### Short problem
Print each of the entries exactly, leaving nothing out.

### Extracted records
--- begin ---

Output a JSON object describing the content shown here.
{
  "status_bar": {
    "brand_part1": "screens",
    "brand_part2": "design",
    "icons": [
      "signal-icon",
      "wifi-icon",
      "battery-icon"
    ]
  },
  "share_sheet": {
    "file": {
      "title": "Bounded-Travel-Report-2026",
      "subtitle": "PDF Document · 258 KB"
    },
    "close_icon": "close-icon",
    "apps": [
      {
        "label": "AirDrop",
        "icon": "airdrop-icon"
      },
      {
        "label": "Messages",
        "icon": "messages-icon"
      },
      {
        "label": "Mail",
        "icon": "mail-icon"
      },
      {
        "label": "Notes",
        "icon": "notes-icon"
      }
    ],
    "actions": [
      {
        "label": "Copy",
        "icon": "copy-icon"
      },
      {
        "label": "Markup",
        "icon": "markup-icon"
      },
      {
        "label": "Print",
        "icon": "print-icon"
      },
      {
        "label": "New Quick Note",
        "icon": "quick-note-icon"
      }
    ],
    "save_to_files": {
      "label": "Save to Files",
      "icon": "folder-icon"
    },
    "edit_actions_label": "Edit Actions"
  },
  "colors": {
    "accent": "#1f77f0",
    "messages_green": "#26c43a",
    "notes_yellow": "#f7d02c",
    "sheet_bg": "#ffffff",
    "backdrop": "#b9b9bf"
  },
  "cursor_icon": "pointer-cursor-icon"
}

--- end ---

### Result of the exercise
Output a JSON object describing the content shown here.
{
  "status_bar": {
    "brand_part1": "screens",
    "brand_part2": "design",
    "icons": [
      "signal-icon",
      "wifi-icon",
      "battery-icon"
    ]
  },
  "share_sheet": {
    "file": {
      "title": "Bounded-Travel-Report-2026",
      "subtitle": "PDF Document · 258 KB"
    },
    "close_icon": "close-icon",
    "apps": [
      {
        "label": "AirDrop",
        "icon": "airdrop-icon"
      },
      {
        "label": "Messages",
        "icon": "messages-icon"
      },
      {
        "label": "Mail",
        "icon": "mail-icon"
      },
      {
        "label": "Notes",
        "icon": "notes-icon"
      }
    ],
    "actions": [
      {
        "label": "Copy",
        "icon": "copy-icon"
      },
      {
        "label": "Markup",
        "icon": "markup-icon"
      },
      {
        "label": "Print",
        "icon": "print-icon"
      },
      {
        "label": "New Quick Note",
        "icon": "quick-note-icon"
      }
    ],
    "save_to_files": {
      "label": "Save to Files",
      "icon": "folder-icon"
    },
    "edit_actions_label": "Edit Actions"
  },
  "colors": {
    "accent": "#1f77f0",
    "messages_green": "#26c43a",
    "notes_yellow": "#f7d02c",
    "sheet_bg": "#ffffff",
    "backdrop": "#b9b9bf"
  },
  "cursor_icon": "pointer-cursor-icon"
}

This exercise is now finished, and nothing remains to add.